→ TO BE DONE
Every record below should be printed exactly as given.

-.-.-

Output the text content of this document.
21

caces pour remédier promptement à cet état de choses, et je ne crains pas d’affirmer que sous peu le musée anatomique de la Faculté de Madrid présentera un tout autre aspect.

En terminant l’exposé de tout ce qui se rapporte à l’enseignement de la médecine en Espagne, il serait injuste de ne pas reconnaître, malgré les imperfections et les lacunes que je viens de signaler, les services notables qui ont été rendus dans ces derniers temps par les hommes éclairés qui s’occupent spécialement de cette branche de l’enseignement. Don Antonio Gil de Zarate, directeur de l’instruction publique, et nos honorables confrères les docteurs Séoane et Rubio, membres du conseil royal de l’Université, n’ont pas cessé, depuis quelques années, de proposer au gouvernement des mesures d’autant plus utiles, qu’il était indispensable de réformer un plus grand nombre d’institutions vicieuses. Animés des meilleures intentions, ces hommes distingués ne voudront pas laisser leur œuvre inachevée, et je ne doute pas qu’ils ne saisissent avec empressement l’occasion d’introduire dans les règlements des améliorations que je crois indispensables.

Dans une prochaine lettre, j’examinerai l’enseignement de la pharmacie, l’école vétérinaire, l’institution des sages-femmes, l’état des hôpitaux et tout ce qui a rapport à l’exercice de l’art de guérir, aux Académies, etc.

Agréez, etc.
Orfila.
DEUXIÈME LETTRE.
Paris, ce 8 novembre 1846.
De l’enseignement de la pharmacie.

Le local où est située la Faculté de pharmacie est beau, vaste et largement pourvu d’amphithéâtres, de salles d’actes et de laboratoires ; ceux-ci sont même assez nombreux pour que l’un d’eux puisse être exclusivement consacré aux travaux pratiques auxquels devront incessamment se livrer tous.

-.-.-

→ ANSWER TO THIS TASK
Output the text content of this document.
21

caces pour remédier promptement à cet état de choses, et je ne crains pas d’affirmer que sous peu le musée anatomique de la Faculté de Madrid présentera un tout autre aspect.

En terminant l’exposé de tout ce qui se rapporte à l’enseignement de la médecine en Espagne, il serait injuste de ne pas reconnaître, malgré les imperfections et les lacunes que je viens de signaler, les services notables qui ont été rendus dans ces derniers temps par les hommes éclairés qui s’occupent spécialement de cette branche de l’enseignement. Don Antonio Gil de Zarate, directeur de l’instruction publique, et nos honorables confrères les docteurs Séoane et Rubio, membres du conseil royal de l’Université, n’ont pas cessé, depuis quelques années, de proposer au gouvernement des mesures d’autant plus utiles, qu’il était indispensable de réformer un plus grand nombre d’institutions vicieuses. Animés des meilleures intentions, ces hommes distingués ne voudront pas laisser leur œuvre inachevée, et je ne doute pas qu’ils ne saisissent avec empressement l’occasion d’introduire dans les règlements des améliorations que je crois indispensables.

Dans une prochaine lettre, j’examinerai l’enseignement de la pharmacie, l’école vétérinaire, l’institution des sages-femmes, l’état des hôpitaux et tout ce qui a rapport à l’exercice de l’art de guérir, aux Académies, etc.

Agréez, etc.
Orfila.
DEUXIÈME LETTRE.
Paris, ce 8 novembre 1846.
De l’enseignement de la pharmacie.

Le local où est située la Faculté de pharmacie est beau, vaste et largement pourvu d’amphithéâtres, de salles d’actes et de laboratoires ; ceux-ci sont même assez nombreux pour que l’un d’eux puisse être exclusivement consacré aux travaux pratiques auxquels devront incessamment se livrer tous.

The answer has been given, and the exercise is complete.